▶ **Exercise**:
Reproduce this listing in full.

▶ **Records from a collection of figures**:
__________
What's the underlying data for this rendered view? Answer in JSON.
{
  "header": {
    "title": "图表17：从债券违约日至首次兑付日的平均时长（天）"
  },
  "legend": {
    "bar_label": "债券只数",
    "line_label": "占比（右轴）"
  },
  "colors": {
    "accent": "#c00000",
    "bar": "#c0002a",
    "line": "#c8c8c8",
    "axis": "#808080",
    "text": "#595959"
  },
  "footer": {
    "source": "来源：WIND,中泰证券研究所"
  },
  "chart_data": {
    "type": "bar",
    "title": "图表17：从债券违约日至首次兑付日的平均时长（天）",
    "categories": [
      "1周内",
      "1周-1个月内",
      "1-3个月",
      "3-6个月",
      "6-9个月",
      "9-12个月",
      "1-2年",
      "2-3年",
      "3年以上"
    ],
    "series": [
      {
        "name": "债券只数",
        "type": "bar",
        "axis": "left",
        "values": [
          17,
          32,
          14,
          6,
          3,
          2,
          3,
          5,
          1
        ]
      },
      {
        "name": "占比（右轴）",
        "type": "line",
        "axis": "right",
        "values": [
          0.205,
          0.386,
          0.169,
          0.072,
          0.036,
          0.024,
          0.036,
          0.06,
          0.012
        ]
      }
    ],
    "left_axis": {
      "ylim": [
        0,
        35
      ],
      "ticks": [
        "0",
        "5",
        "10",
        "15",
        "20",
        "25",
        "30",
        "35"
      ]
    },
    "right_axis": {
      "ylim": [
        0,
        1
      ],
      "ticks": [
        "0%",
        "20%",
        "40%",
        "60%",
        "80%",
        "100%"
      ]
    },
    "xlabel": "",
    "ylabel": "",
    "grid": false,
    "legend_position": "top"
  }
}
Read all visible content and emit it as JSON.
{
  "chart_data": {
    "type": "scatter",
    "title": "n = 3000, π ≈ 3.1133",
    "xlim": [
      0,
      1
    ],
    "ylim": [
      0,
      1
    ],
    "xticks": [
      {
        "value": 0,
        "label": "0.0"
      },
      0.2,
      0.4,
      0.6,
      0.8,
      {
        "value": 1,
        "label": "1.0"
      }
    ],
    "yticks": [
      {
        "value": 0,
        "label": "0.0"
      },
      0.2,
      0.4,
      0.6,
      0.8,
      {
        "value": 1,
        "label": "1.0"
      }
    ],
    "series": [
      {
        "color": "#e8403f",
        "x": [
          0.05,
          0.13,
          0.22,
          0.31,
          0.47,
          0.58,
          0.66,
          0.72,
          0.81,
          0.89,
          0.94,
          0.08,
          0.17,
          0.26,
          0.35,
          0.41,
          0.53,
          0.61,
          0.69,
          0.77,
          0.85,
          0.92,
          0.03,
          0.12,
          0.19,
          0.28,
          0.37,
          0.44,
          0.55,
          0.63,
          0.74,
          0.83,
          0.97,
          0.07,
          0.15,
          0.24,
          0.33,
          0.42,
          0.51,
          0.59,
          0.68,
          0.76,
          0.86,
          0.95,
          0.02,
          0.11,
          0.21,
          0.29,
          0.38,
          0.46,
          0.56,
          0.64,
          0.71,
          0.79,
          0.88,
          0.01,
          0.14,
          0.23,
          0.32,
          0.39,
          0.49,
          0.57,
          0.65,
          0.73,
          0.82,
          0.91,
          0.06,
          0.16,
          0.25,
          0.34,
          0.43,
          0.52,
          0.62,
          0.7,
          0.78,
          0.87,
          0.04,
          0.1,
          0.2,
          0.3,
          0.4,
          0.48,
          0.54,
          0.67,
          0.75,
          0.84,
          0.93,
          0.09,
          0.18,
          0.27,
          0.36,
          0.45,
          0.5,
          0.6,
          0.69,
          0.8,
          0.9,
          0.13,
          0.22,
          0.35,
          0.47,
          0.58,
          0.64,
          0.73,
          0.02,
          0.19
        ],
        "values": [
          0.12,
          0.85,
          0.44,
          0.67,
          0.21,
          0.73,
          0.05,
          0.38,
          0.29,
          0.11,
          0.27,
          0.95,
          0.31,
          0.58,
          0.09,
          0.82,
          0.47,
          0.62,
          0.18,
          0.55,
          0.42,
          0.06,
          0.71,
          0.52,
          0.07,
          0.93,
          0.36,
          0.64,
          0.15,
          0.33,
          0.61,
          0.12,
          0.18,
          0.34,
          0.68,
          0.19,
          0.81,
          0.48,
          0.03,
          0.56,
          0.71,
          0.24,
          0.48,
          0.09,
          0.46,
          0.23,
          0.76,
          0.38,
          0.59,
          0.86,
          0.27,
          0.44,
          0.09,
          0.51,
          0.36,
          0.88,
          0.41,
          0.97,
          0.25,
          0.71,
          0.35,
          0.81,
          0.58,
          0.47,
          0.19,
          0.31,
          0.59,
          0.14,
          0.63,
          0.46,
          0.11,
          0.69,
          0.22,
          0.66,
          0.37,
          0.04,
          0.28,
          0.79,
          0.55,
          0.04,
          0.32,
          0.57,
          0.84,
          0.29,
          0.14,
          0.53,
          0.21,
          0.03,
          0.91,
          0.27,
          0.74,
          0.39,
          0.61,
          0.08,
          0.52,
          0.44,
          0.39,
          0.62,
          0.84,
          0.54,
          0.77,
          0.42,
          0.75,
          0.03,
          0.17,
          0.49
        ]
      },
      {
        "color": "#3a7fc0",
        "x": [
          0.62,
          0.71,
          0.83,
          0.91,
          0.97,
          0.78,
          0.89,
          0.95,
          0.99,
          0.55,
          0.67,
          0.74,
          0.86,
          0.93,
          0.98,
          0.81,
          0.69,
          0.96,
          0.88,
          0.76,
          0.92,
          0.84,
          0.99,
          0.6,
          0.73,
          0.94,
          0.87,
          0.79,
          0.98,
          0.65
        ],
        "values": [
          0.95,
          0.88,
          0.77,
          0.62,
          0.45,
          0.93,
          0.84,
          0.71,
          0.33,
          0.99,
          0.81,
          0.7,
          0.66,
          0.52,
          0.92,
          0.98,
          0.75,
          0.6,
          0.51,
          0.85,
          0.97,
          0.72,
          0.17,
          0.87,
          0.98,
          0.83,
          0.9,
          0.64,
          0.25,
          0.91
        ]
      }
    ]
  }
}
__________
▶ **Solution**:
What's the underlying data for this rendered view? Answer in JSON.
{
  "header": {
    "title": "图表17：从债券违约日至首次兑付日的平均时长（天）"
  },
  "legend": {
    "bar_label": "债券只数",
    "line_label": "占比（右轴）"
  },
  "colors": {
    "accent": "#c00000",
    "bar": "#c0002a",
    "line": "#c8c8c8",
    "axis": "#808080",
    "text": "#595959"
  },
  "footer": {
    "source": "来源：WIND,中泰证券研究所"
  },
  "chart_data": {
    "type": "bar",
    "title": "图表17：从债券违约日至首次兑付日的平均时长（天）",
    "categories": [
      "1周内",
      "1周-1个月内",
      "1-3个月",
      "3-6个月",
      "6-9个月",
      "9-12个月",
      "1-2年",
      "2-3年",
      "3年以上"
    ],
    "series": [
      {
        "name": "债券只数",
        "type": "bar",
        "axis": "left",
        "values": [
          17,
          32,
          14,
          6,
          3,
          2,
          3,
          5,
          1
        ]
      },
      {
        "name": "占比（右轴）",
        "type": "line",
        "axis": "right",
        "values": [
          0.205,
          0.386,
          0.169,
          0.072,
          0.036,
          0.024,
          0.036,
          0.06,
          0.012
        ]
      }
    ],
    "left_axis": {
      "ylim": [
        0,
        35
      ],
      "ticks": [
        "0",
        "5",
        "10",
        "15",
        "20",
        "25",
        "30",
        "35"
      ]
    },
    "right_axis": {
      "ylim": [
        0,
        1
      ],
      "ticks": [
        "0%",
        "20%",
        "40%",
        "60%",
        "80%",
        "100%"
      ]
    },
    "xlabel": "",
    "ylabel": "",
    "grid": false,
    "legend_position": "top"
  }
}
Read all visible content and emit it as JSON.
{
  "chart_data": {
    "type": "scatter",
    "title": "n = 3000, π ≈ 3.1133",
    "xlim": [
      0,
      1
    ],
    "ylim": [
      0,
      1
    ],
    "xticks": [
      {
        "value": 0,
        "label": "0.0"
      },
      0.2,
      0.4,
      0.6,
      0.8,
      {
        "value": 1,
        "label": "1.0"
      }
    ],
    "yticks": [
      {
        "value": 0,
        "label": "0.0"
      },
      0.2,
      0.4,
      0.6,
      0.8,
      {
        "value": 1,
        "label": "1.0"
      }
    ],
    "series": [
      {
        "color": "#e8403f",
        "x": [
          0.05,
          0.13,
          0.22,
          0.31,
          0.47,
          0.58,
          0.66,
          0.72,
          0.81,
          0.89,
          0.94,
          0.08,
          0.17,
          0.26,
          0.35,
          0.41,
          0.53,
          0.61,
          0.69,
          0.77,
          0.85,
          0.92,
          0.03,
          0.12,
          0.19,
          0.28,
          0.37,
          0.44,
          0.55,
          0.63,
          0.74,
          0.83,
          0.97,
          0.07,
          0.15,
          0.24,
          0.33,
          0.42,
          0.51,
          0.59,
          0.68,
          0.76,
          0.86,
          0.95,
          0.02,
          0.11,
          0.21,
          0.29,
          0.38,
          0.46,
          0.56,
          0.64,
          0.71,
          0.79,
          0.88,
          0.01,
          0.14,
          0.23,
          0.32,
          0.39,
          0.49,
          0.57,
          0.65,
          0.73,
          0.82,
          0.91,
          0.06,
          0.16,
          0.25,
          0.34,
          0.43,
          0.52,
          0.62,
          0.7,
          0.78,
          0.87,
          0.04,
          0.1,
          0.2,
          0.3,
          0.4,
          0.48,
          0.54,
          0.67,
          0.75,
          0.84,
          0.93,
          0.09,
          0.18,
          0.27,
          0.36,
          0.45,
          0.5,
          0.6,
          0.69,
          0.8,
          0.9,
          0.13,
          0.22,
          0.35,
          0.47,
          0.58,
          0.64,
          0.73,
          0.02,
          0.19
        ],
        "values": [
          0.12,
          0.85,
          0.44,
          0.67,
          0.21,
          0.73,
          0.05,
          0.38,
          0.29,
          0.11,
          0.27,
          0.95,
          0.31,
          0.58,
          0.09,
          0.82,
          0.47,
          0.62,
          0.18,
          0.55,
          0.42,
          0.06,
          0.71,
          0.52,
          0.07,
          0.93,
          0.36,
          0.64,
          0.15,
          0.33,
          0.61,
          0.12,
          0.18,
          0.34,
          0.68,
          0.19,
          0.81,
          0.48,
          0.03,
          0.56,
          0.71,
          0.24,
          0.48,
          0.09,
          0.46,
          0.23,
          0.76,
          0.38,
          0.59,
          0.86,
          0.27,
          0.44,
          0.09,
          0.51,
          0.36,
          0.88,
          0.41,
          0.97,
          0.25,
          0.71,
          0.35,
          0.81,
          0.58,
          0.47,
          0.19,
          0.31,
          0.59,
          0.14,
          0.63,
          0.46,
          0.11,
          0.69,
          0.22,
          0.66,
          0.37,
          0.04,
          0.28,
          0.79,
          0.55,
          0.04,
          0.32,
          0.57,
          0.84,
          0.29,
          0.14,
          0.53,
          0.21,
          0.03,
          0.91,
          0.27,
          0.74,
          0.39,
          0.61,
          0.08,
          0.52,
          0.44,
          0.39,
          0.62,
          0.84,
          0.54,
          0.77,
          0.42,
          0.75,
          0.03,
          0.17,
          0.49
        ]
      },
      {
        "color": "#3a7fc0",
        "x": [
          0.62,
          0.71,
          0.83,
          0.91,
          0.97,
          0.78,
          0.89,
          0.95,
          0.99,
          0.55,
          0.67,
          0.74,
          0.86,
          0.93,
          0.98,
          0.81,
          0.69,
          0.96,
          0.88,
          0.76,
          0.92,
          0.84,
          0.99,
          0.6,
          0.73,
          0.94,
          0.87,
          0.79,
          0.98,
          0.65
        ],
        "values": [
          0.95,
          0.88,
          0.77,
          0.62,
          0.45,
          0.93,
          0.84,
          0.71,
          0.33,
          0.99,
          0.81,
          0.7,
          0.66,
          0.52,
          0.92,
          0.98,
          0.75,
          0.6,
          0.51,
          0.85,
          0.97,
          0.72,
          0.17,
          0.87,
          0.98,
          0.83,
          0.9,
          0.64,
          0.25,
          0.91
        ]
      }
    ]
  }
}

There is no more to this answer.